== YOUR OBJECTIVE ==
Assemble all lines in which the string "gospodarczych" appears.

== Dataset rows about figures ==
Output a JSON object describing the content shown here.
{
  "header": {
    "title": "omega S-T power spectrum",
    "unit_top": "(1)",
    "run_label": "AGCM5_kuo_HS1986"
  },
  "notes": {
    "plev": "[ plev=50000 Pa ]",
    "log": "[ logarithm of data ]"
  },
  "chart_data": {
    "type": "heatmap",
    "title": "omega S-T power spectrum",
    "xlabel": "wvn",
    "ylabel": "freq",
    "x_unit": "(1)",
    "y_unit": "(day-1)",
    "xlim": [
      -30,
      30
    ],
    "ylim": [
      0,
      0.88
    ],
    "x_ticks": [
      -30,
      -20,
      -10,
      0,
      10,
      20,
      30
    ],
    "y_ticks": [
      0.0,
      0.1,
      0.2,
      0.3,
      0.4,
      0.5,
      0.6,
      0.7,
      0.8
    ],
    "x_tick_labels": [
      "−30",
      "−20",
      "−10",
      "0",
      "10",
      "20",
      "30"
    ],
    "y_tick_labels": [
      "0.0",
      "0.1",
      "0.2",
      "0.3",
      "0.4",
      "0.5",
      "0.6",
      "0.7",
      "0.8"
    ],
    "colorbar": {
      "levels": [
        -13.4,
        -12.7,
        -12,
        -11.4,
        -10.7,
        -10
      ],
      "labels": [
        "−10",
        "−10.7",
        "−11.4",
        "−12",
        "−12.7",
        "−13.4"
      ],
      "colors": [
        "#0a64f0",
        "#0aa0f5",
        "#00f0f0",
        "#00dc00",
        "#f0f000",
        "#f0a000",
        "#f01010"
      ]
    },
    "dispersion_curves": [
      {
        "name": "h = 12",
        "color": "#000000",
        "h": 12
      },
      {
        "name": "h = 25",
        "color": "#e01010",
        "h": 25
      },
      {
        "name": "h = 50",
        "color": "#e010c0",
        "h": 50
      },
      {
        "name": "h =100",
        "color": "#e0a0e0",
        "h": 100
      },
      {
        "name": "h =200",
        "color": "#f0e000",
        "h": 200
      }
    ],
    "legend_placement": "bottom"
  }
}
--
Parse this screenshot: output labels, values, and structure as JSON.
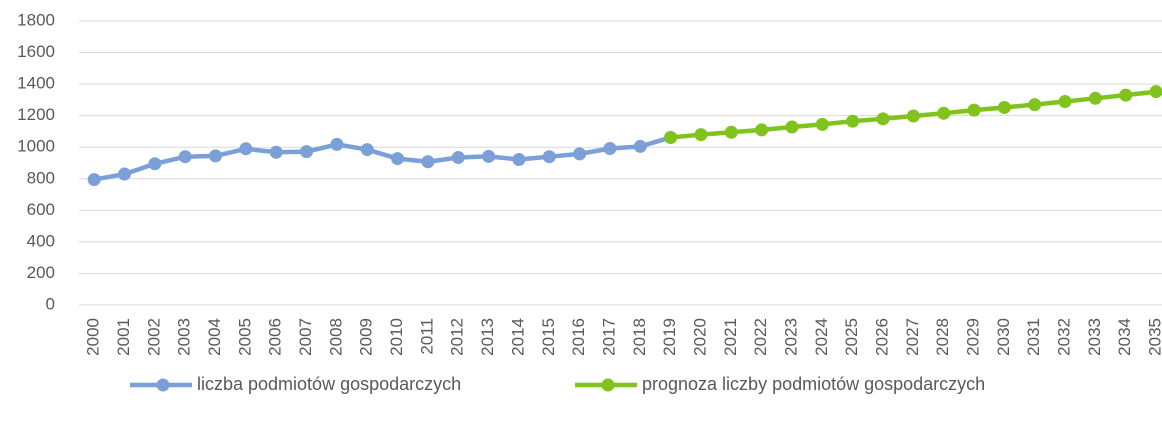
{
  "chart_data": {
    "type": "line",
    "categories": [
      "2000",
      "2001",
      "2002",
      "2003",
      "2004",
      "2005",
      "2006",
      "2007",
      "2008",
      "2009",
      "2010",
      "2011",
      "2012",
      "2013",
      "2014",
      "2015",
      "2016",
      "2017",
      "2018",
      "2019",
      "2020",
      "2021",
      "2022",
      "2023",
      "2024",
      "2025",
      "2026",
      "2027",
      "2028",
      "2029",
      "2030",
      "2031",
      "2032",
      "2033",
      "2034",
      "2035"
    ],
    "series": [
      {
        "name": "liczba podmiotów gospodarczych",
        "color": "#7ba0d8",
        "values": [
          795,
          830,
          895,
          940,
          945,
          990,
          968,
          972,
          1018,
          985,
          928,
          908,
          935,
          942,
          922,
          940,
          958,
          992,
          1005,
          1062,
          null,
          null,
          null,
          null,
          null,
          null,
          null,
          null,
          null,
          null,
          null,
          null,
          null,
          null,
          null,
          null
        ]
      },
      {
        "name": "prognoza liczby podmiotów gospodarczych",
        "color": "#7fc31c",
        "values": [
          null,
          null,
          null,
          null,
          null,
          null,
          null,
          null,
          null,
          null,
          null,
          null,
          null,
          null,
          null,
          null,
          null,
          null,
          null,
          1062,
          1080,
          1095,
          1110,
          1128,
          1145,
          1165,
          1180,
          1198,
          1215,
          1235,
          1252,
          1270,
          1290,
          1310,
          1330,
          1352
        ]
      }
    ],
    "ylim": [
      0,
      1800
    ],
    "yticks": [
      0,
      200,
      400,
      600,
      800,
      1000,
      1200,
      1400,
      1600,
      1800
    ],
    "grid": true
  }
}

== SOLUTION TO THIS PROBLEM ==
        "name": "liczba podmiotów gospodarczych",
        "name": "prognoza liczby podmiotów gospodarczych",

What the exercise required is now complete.